Supporting STEM education and extracurriculars like robotics clubs is crucial because it helps strengthen the future of our tech talent pipelines in a fun way, Simons said. “The soft skills our kids are learning in robotics are unmatched,” he said. “These kids may not end up going into STEM fields, but we’re putting problem solvers out there and collaborators. I think there are so many things that these kids learn that will benefit them.”
Obstacles to future success with tech in education
Catching up
The impacts of COVID-19 are too complex to fully understand at this point, but it has taken a toll on physical and emotional well-being and set many students back in their educational journeys.
“COVID has caused enormous learning loss and exacerbated mental health complications for K12 students,” said San Pathak, co-founder and COO of AfterSchool HQ, a Fishers-based Ed Tech company that works to promote educational experiences which influence college and career choices for children. “Any Ed Tech that can help provide key services to students and families will be critical in helping recover the educational and mental damage that was done during 2020,” he said.
Pathak said that in-person learning will never be truly replaced, but the pandemic has illustrated the vital role virtual learning has in the education and Ed Tech ecosystem. “For students who are able to learn this way, virtual learning can help overcome transportation and logistical barriers that many families face on a daily basis that make Out of School Time (OST) in-person learning impossible,” he said.
Collaboration and listening
Preparing for the future can be difficult as teachers and administrators cope with societal, economic and other challenges each academic year. The level of adaptability and innovation inherent in the tech industry means that, with the right approach, tech companies are in a unique position to help overcome many of those challenges.
Fight for Life’s Jackson believes the lack of collaboration between tech companies and educators is a barrier that can prevent greater innovation moving forward. Overcoming it, he says, will require Ed Tech companies to work deliberately to gather input and insight from educators and others.

Data listing:
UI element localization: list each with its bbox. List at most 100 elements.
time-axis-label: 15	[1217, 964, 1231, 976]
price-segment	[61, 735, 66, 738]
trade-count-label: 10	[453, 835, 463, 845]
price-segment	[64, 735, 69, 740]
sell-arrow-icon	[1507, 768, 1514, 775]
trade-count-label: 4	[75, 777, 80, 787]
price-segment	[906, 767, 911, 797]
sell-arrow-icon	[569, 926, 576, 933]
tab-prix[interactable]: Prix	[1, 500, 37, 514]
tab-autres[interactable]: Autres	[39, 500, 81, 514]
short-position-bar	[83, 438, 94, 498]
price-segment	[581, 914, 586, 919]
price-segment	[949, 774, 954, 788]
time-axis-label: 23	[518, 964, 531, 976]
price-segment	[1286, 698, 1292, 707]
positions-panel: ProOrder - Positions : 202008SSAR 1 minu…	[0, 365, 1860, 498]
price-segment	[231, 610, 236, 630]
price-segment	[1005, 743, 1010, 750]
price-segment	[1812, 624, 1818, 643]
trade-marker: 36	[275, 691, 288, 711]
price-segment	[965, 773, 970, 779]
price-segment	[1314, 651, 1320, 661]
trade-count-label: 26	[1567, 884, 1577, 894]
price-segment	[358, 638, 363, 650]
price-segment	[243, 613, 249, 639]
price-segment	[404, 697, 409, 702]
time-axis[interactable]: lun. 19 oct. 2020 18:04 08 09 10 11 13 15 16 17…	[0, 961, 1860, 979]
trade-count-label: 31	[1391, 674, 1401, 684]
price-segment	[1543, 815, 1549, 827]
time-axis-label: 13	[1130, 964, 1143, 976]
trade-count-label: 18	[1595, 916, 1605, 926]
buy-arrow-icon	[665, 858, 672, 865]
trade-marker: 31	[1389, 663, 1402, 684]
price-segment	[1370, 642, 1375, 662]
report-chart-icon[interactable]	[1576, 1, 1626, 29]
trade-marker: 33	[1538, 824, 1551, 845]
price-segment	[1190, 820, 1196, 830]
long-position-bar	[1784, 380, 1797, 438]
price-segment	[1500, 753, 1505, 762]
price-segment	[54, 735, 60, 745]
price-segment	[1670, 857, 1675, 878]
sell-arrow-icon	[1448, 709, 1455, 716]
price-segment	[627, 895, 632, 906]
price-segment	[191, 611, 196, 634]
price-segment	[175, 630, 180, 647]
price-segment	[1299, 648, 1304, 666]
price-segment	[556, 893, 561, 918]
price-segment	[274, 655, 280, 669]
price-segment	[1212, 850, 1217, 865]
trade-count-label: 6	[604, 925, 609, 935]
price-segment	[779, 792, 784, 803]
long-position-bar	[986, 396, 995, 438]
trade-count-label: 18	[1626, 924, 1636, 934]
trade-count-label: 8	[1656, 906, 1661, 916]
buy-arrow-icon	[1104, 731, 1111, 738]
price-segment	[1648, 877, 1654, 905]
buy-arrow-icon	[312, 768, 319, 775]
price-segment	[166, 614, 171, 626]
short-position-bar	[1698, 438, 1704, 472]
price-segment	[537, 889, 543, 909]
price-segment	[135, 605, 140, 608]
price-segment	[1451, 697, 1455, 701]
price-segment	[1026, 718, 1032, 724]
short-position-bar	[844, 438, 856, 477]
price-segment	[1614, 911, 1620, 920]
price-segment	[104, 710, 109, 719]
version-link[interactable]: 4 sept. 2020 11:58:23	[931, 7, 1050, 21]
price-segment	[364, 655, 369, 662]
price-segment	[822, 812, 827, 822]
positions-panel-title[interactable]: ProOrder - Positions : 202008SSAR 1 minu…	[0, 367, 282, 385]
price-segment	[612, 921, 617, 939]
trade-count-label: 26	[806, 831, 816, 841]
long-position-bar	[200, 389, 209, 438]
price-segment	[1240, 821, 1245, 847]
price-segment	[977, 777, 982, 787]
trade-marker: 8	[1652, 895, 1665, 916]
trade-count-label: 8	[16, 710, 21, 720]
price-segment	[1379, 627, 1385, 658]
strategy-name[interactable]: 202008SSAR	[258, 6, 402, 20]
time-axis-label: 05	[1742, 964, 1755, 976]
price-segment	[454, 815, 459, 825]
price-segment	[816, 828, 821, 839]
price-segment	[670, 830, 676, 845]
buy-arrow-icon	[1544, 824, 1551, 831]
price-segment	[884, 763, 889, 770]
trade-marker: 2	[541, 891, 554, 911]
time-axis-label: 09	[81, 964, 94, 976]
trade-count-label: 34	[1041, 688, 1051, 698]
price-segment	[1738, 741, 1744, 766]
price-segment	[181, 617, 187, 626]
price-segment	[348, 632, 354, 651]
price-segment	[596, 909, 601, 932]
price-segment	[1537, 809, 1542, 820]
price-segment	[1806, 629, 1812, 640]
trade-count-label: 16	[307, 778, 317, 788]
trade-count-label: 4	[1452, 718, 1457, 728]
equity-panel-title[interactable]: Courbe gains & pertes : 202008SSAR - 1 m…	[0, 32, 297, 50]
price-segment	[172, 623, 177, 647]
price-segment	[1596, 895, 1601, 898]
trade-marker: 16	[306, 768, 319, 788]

Assigned task A:
Answer these questions about the passage on technology in education:
(i) Of which company is San Pathak the co-founder and COO?
(ii) What does Simons say the kids are learning in robotics that is "unmatched"?
(iii) Who believes that the lack of collaboration between tech companies and educators is a barrier?
Assigned task B: Write the next part of the passage on technology in education, picking up after its final sentence.

Response box A:
(i) AfterSchool HQ
(ii) Soft skills
(iii) Jackson, of Fight for Life

Response box B:
“The world has changed, and education is amid a shift in terms of how schools operate and provide instruction to students,” said Jackson. “Numerous methods and strategies will be deployed across the new landscape of education. I believe that Extended Reality, natural language processing, virtual classroom settings like video based learning, artificial intelligence, machine learning, predictive analysis and general data analysis to drive decision making will all be a part of the new frontier of education.”
Financial considerations
Five Star President Dr. Jason Roseberry sees costs as an obstacle to widespread adoption of technical solutions to education issues. “School districts can’t afford to pay the same as other industries,” he said, “but this doesn’t mean they need access to technology services any less.”
Five Star holds itself equally accountable to profit and impact goals each year.
The mindset needed for success in and out of the classroom
Aside from hard fiscal costs, Five Star’s Lisa Cutshall sees the mindset of the education system as something holding back greater success in the use of technical solutions. “Great professional development is needed to help teachers think bigger, and ease of use and equity is needed to help students dream bigger,” she said. “Teachers and students are some of the best innovators I know, but they need time to incorporate new tools and experiment in authentic ways. We must build in opportunities for time to explore.”
Mindsets in students’ homes are another challenge, Simons says. “My job is made easier or harder based on these kids’ experiences at home,” he said. “The reality is we’re constantly growing and progressing; there are a lot of people who are holding back because it’s not what they’re used to. You hear ‘back in my day’. Until we get the full support of older generations there will always be that fear of change and of the unknown.”